> What is required
Quote every line as written. Omit pictures.
⁂
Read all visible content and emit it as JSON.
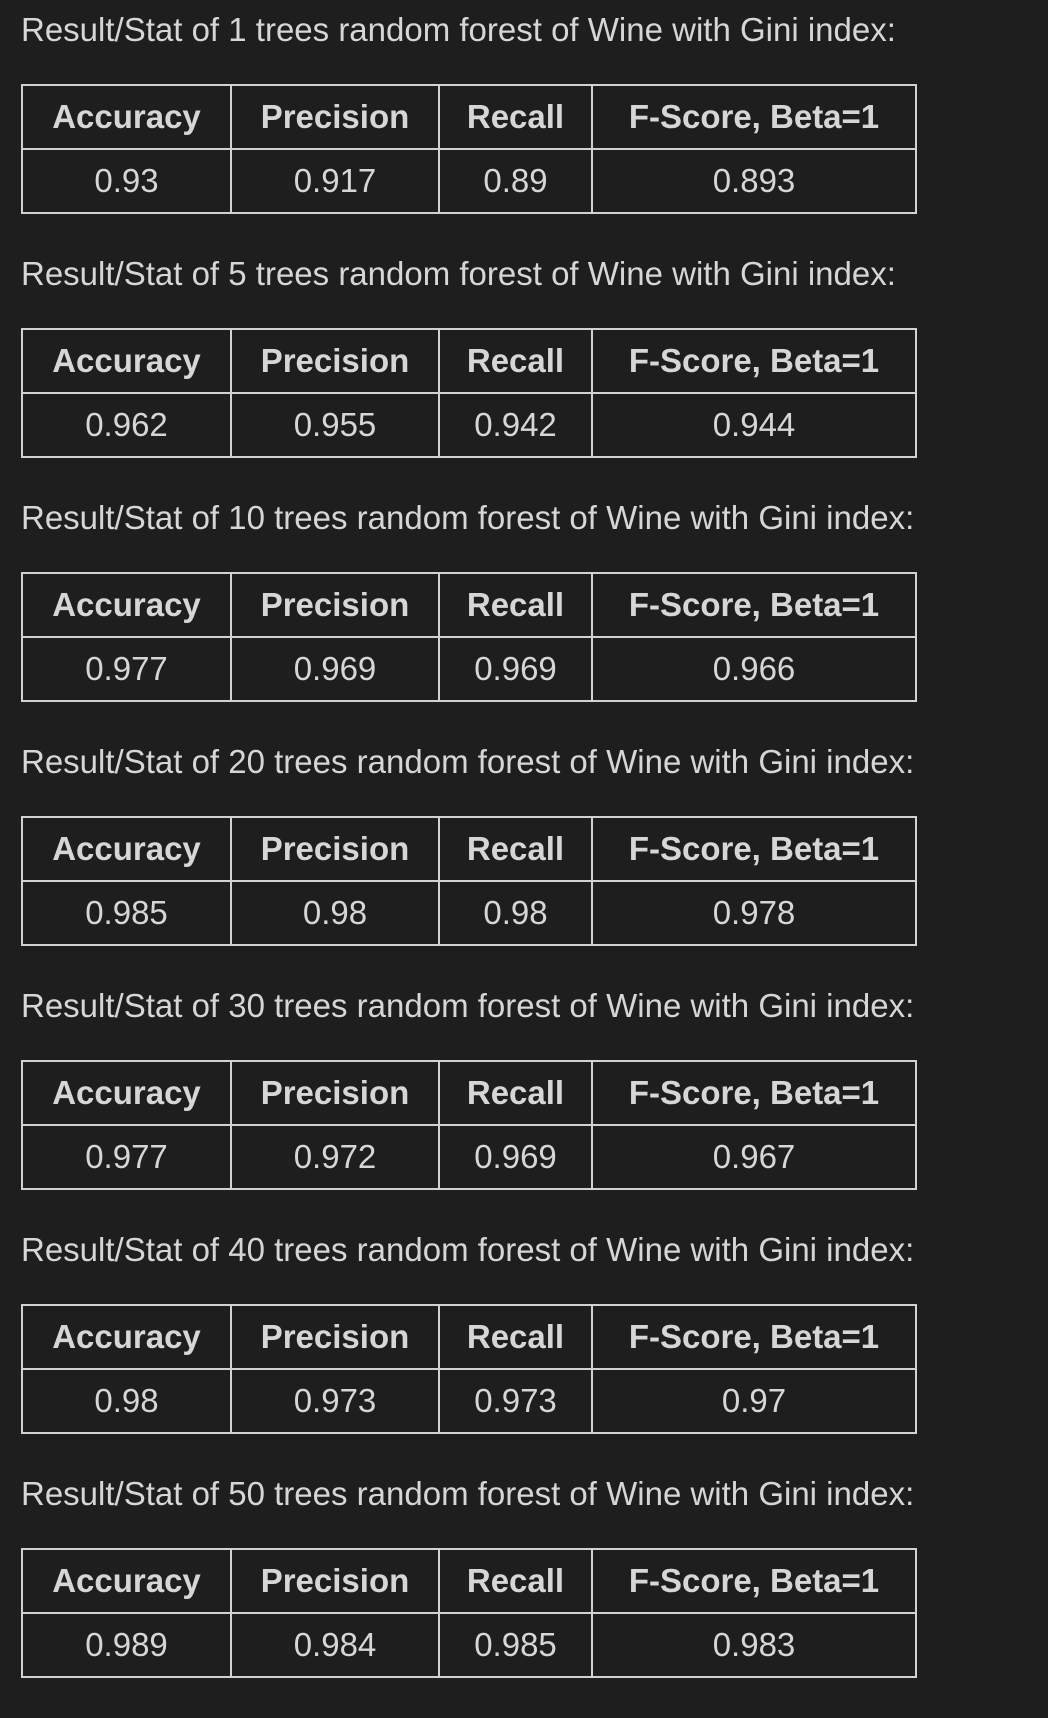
{
  "headers": {
    "accuracy": "Accuracy",
    "precision": "Precision",
    "recall": "Recall",
    "fscore": "F-Score, Beta=1"
  },
  "results": [
    {
      "caption": "Result/Stat of 1 trees random forest of Wine with Gini index:",
      "accuracy": "0.93",
      "precision": "0.917",
      "recall": "0.89",
      "fscore": "0.893"
    },
    {
      "caption": "Result/Stat of 5 trees random forest of Wine with Gini index:",
      "accuracy": "0.962",
      "precision": "0.955",
      "recall": "0.942",
      "fscore": "0.944"
    },
    {
      "caption": "Result/Stat of 10 trees random forest of Wine with Gini index:",
      "accuracy": "0.977",
      "precision": "0.969",
      "recall": "0.969",
      "fscore": "0.966"
    },
    {
      "caption": "Result/Stat of 20 trees random forest of Wine with Gini index:",
      "accuracy": "0.985",
      "precision": "0.98",
      "recall": "0.98",
      "fscore": "0.978"
    },
    {
      "caption": "Result/Stat of 30 trees random forest of Wine with Gini index:",
      "accuracy": "0.977",
      "precision": "0.972",
      "recall": "0.969",
      "fscore": "0.967"
    },
    {
      "caption": "Result/Stat of 40 trees random forest of Wine with Gini index:",
      "accuracy": "0.98",
      "precision": "0.973",
      "recall": "0.973",
      "fscore": "0.97"
    },
    {
      "caption": "Result/Stat of 50 trees random forest of Wine with Gini index:",
      "accuracy": "0.989",
      "precision": "0.984",
      "recall": "0.985",
      "fscore": "0.983"
    }
  ]
}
⁂
> Response
Read all visible content and emit it as JSON.
{
  "headers": {
    "accuracy": "Accuracy",
    "precision": "Precision",
    "recall": "Recall",
    "fscore": "F-Score, Beta=1"
  },
  "results": [
    {
      "caption": "Result/Stat of 1 trees random forest of Wine with Gini index:",
      "accuracy": "0.93",
      "precision": "0.917",
      "recall": "0.89",
      "fscore": "0.893"
    },
    {
      "caption": "Result/Stat of 5 trees random forest of Wine with Gini index:",
      "accuracy": "0.962",
      "precision": "0.955",
      "recall": "0.942",
      "fscore": "0.944"
    },
    {
      "caption": "Result/Stat of 10 trees random forest of Wine with Gini index:",
      "accuracy": "0.977",
      "precision": "0.969",
      "recall": "0.969",
      "fscore": "0.966"
    },
    {
      "caption": "Result/Stat of 20 trees random forest of Wine with Gini index:",
      "accuracy": "0.985",
      "precision": "0.98",
      "recall": "0.98",
      "fscore": "0.978"
    },
    {
      "caption": "Result/Stat of 30 trees random forest of Wine with Gini index:",
      "accuracy": "0.977",
      "precision": "0.972",
      "recall": "0.969",
      "fscore": "0.967"
    },
    {
      "caption": "Result/Stat of 40 trees random forest of Wine with Gini index:",
      "accuracy": "0.98",
      "precision": "0.973",
      "recall": "0.973",
      "fscore": "0.97"
    },
    {
      "caption": "Result/Stat of 50 trees random forest of Wine with Gini index:",
      "accuracy": "0.989",
      "precision": "0.984",
      "recall": "0.985",
      "fscore": "0.983"
    }
  ]
}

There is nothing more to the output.